───── SOURCE RECORDS
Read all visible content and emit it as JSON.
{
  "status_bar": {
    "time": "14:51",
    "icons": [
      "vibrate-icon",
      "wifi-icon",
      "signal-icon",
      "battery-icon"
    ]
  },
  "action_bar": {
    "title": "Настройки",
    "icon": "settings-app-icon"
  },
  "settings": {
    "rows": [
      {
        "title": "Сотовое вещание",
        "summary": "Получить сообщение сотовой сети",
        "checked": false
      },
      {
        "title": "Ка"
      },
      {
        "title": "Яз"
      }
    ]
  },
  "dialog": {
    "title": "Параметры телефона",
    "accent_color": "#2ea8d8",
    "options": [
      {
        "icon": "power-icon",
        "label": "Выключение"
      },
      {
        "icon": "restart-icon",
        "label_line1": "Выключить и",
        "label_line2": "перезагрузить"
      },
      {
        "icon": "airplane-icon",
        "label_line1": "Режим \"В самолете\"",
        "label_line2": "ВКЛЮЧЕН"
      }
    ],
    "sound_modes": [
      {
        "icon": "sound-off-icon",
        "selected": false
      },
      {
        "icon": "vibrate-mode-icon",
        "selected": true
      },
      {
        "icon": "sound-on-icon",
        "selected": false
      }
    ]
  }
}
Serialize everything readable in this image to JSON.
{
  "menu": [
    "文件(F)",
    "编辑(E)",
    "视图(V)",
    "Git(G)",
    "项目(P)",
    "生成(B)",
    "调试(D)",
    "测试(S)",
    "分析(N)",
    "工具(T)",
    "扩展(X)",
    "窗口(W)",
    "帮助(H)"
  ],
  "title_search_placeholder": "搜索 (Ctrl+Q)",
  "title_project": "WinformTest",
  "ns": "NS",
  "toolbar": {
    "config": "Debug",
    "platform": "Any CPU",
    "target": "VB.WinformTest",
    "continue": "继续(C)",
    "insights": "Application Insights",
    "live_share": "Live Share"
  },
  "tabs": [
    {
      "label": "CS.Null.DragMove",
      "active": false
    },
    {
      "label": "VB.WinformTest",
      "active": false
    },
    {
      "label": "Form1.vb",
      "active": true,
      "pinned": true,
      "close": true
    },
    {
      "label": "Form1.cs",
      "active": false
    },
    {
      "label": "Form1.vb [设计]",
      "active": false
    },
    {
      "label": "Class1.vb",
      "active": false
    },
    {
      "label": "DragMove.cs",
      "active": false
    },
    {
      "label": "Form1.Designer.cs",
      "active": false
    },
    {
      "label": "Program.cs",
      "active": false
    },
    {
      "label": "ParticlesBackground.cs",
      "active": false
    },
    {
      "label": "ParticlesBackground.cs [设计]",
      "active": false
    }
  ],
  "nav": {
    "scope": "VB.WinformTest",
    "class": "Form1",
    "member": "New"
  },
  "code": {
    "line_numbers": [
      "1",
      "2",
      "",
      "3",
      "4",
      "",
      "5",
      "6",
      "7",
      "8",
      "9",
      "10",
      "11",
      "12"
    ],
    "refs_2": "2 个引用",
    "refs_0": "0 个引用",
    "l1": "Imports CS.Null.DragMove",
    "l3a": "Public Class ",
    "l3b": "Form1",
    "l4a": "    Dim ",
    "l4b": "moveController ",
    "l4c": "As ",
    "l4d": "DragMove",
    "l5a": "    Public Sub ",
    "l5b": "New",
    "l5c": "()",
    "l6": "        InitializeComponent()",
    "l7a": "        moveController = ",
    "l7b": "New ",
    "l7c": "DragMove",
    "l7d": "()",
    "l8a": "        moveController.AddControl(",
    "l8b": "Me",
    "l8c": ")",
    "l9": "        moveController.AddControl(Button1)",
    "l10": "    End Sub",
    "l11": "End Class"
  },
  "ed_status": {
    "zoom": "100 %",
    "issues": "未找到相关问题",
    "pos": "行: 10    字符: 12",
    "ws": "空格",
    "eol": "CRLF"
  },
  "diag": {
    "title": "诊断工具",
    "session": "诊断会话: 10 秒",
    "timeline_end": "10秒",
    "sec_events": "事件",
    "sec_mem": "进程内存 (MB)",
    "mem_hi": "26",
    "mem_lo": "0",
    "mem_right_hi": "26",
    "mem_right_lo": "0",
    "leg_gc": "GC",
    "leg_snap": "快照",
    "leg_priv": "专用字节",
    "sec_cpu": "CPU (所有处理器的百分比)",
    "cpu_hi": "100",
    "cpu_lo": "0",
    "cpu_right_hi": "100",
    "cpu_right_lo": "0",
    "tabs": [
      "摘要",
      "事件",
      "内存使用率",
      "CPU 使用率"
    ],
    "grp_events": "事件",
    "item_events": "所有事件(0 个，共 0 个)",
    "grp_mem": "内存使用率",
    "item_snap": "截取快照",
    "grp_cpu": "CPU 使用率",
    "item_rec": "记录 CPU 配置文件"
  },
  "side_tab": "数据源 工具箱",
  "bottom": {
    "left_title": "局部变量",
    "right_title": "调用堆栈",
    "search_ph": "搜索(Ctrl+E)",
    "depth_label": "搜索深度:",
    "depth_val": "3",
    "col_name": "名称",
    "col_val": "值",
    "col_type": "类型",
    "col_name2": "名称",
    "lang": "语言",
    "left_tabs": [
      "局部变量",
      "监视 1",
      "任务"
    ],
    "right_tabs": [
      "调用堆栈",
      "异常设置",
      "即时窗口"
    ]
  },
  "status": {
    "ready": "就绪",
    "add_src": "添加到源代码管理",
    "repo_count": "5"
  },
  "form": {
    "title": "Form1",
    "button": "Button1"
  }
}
──────────
EXERCISE AIM - Say how many lines in the listing above include "JSON". Give nothing but the number.

REPLY - 2